PROMPT: Provide an exact reproduction of every entry.

********

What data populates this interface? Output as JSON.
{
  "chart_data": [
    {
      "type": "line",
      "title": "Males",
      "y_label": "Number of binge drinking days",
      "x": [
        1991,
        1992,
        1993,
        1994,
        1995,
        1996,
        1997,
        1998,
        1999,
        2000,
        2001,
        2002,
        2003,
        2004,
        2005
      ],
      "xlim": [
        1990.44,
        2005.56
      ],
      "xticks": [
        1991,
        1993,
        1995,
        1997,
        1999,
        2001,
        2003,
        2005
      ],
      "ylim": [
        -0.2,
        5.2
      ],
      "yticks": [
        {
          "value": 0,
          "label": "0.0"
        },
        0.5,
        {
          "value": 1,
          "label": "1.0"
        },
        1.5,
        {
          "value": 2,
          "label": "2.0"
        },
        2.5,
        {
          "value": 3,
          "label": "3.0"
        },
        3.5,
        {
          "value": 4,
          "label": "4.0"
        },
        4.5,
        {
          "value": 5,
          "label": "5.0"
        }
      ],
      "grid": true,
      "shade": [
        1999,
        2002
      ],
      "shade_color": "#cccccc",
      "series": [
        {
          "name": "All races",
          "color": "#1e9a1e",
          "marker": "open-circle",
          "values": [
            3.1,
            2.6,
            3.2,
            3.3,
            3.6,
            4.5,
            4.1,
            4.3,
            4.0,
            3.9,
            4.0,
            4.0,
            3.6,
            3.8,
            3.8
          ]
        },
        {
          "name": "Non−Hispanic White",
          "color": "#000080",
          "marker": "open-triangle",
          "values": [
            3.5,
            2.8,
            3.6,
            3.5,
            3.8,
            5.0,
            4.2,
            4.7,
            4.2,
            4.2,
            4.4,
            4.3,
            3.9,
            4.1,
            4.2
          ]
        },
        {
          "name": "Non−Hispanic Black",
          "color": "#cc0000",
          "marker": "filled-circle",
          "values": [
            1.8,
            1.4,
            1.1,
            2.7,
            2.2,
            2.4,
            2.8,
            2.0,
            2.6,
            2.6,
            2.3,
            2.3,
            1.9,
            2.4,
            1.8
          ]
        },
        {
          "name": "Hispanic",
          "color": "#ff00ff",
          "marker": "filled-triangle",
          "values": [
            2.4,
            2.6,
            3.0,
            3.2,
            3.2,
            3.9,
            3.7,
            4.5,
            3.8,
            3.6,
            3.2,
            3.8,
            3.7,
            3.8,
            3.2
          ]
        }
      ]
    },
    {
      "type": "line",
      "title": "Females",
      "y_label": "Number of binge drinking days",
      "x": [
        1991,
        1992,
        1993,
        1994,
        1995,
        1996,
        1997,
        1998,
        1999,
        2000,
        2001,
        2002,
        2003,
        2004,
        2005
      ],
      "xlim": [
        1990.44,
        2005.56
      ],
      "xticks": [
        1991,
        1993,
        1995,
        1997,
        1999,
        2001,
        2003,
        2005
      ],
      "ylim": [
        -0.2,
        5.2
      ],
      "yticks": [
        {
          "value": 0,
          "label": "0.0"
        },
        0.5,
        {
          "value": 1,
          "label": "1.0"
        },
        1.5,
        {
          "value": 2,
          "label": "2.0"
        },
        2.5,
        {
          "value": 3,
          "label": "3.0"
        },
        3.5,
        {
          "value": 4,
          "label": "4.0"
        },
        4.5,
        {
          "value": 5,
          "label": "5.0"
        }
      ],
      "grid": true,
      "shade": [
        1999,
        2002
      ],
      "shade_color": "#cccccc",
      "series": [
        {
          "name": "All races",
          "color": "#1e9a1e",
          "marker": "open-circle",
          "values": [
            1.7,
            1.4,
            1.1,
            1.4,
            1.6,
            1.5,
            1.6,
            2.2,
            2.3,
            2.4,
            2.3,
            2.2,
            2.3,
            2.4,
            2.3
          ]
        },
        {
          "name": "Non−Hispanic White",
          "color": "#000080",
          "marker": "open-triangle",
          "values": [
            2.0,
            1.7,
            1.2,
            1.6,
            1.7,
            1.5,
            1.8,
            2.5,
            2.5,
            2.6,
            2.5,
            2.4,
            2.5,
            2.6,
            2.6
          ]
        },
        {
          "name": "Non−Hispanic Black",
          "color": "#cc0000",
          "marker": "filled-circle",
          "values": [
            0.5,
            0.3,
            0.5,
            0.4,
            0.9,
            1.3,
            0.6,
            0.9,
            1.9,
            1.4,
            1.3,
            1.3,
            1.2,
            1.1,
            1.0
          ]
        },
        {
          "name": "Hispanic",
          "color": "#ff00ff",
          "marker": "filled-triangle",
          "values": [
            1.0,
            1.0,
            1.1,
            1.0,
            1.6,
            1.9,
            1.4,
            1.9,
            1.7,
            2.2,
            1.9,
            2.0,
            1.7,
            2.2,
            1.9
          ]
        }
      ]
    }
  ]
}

********

TASK SOLUTION:
What data populates this interface? Output as JSON.
{
  "chart_data": [
    {
      "type": "line",
      "title": "Males",
      "y_label": "Number of binge drinking days",
      "x": [
        1991,
        1992,
        1993,
        1994,
        1995,
        1996,
        1997,
        1998,
        1999,
        2000,
        2001,
        2002,
        2003,
        2004,
        2005
      ],
      "xlim": [
        1990.44,
        2005.56
      ],
      "xticks": [
        1991,
        1993,
        1995,
        1997,
        1999,
        2001,
        2003,
        2005
      ],
      "ylim": [
        -0.2,
        5.2
      ],
      "yticks": [
        {
          "value": 0,
          "label": "0.0"
        },
        0.5,
        {
          "value": 1,
          "label": "1.0"
        },
        1.5,
        {
          "value": 2,
          "label": "2.0"
        },
        2.5,
        {
          "value": 3,
          "label": "3.0"
        },
        3.5,
        {
          "value": 4,
          "label": "4.0"
        },
        4.5,
        {
          "value": 5,
          "label": "5.0"
        }
      ],
      "grid": true,
      "shade": [
        1999,
        2002
      ],
      "shade_color": "#cccccc",
      "series": [
        {
          "name": "All races",
          "color": "#1e9a1e",
          "marker": "open-circle",
          "values": [
            3.1,
            2.6,
            3.2,
            3.3,
            3.6,
            4.5,
            4.1,
            4.3,
            4.0,
            3.9,
            4.0,
            4.0,
            3.6,
            3.8,
            3.8
          ]
        },
        {
          "name": "Non−Hispanic White",
          "color": "#000080",
          "marker": "open-triangle",
          "values": [
            3.5,
            2.8,
            3.6,
            3.5,
            3.8,
            5.0,
            4.2,
            4.7,
            4.2,
            4.2,
            4.4,
            4.3,
            3.9,
            4.1,
            4.2
          ]
        },
        {
          "name": "Non−Hispanic Black",
          "color": "#cc0000",
          "marker": "filled-circle",
          "values": [
            1.8,
            1.4,
            1.1,
            2.7,
            2.2,
            2.4,
            2.8,
            2.0,
            2.6,
            2.6,
            2.3,
            2.3,
            1.9,
            2.4,
            1.8
          ]
        },
        {
          "name": "Hispanic",
          "color": "#ff00ff",
          "marker": "filled-triangle",
          "values": [
            2.4,
            2.6,
            3.0,
            3.2,
            3.2,
            3.9,
            3.7,
            4.5,
            3.8,
            3.6,
            3.2,
            3.8,
            3.7,
            3.8,
            3.2
          ]
        }
      ]
    },
    {
      "type": "line",
      "title": "Females",
      "y_label": "Number of binge drinking days",
      "x": [
        1991,
        1992,
        1993,
        1994,
        1995,
        1996,
        1997,
        1998,
        1999,
        2000,
        2001,
        2002,
        2003,
        2004,
        2005
      ],
      "xlim": [
        1990.44,
        2005.56
      ],
      "xticks": [
        1991,
        1993,
        1995,
        1997,
        1999,
        2001,
        2003,
        2005
      ],
      "ylim": [
        -0.2,
        5.2
      ],
      "yticks": [
        {
          "value": 0,
          "label": "0.0"
        },
        0.5,
        {
          "value": 1,
          "label": "1.0"
        },
        1.5,
        {
          "value": 2,
          "label": "2.0"
        },
        2.5,
        {
          "value": 3,
          "label": "3.0"
        },
        3.5,
        {
          "value": 4,
          "label": "4.0"
        },
        4.5,
        {
          "value": 5,
          "label": "5.0"
        }
      ],
      "grid": true,
      "shade": [
        1999,
        2002
      ],
      "shade_color": "#cccccc",
      "series": [
        {
          "name": "All races",
          "color": "#1e9a1e",
          "marker": "open-circle",
          "values": [
            1.7,
            1.4,
            1.1,
            1.4,
            1.6,
            1.5,
            1.6,
            2.2,
            2.3,
            2.4,
            2.3,
            2.2,
            2.3,
            2.4,
            2.3
          ]
        },
        {
          "name": "Non−Hispanic White",
          "color": "#000080",
          "marker": "open-triangle",
          "values": [
            2.0,
            1.7,
            1.2,
            1.6,
            1.7,
            1.5,
            1.8,
            2.5,
            2.5,
            2.6,
            2.5,
            2.4,
            2.5,
            2.6,
            2.6
          ]
        },
        {
          "name": "Non−Hispanic Black",
          "color": "#cc0000",
          "marker": "filled-circle",
          "values": [
            0.5,
            0.3,
            0.5,
            0.4,
            0.9,
            1.3,
            0.6,
            0.9,
            1.9,
            1.4,
            1.3,
            1.3,
            1.2,
            1.1,
            1.0
          ]
        },
        {
          "name": "Hispanic",
          "color": "#ff00ff",
          "marker": "filled-triangle",
          "values": [
            1.0,
            1.0,
            1.1,
            1.0,
            1.6,
            1.9,
            1.4,
            1.9,
            1.7,
            2.2,
            1.9,
            2.0,
            1.7,
            2.2,
            1.9
          ]
        }
      ]
    }
  ]
}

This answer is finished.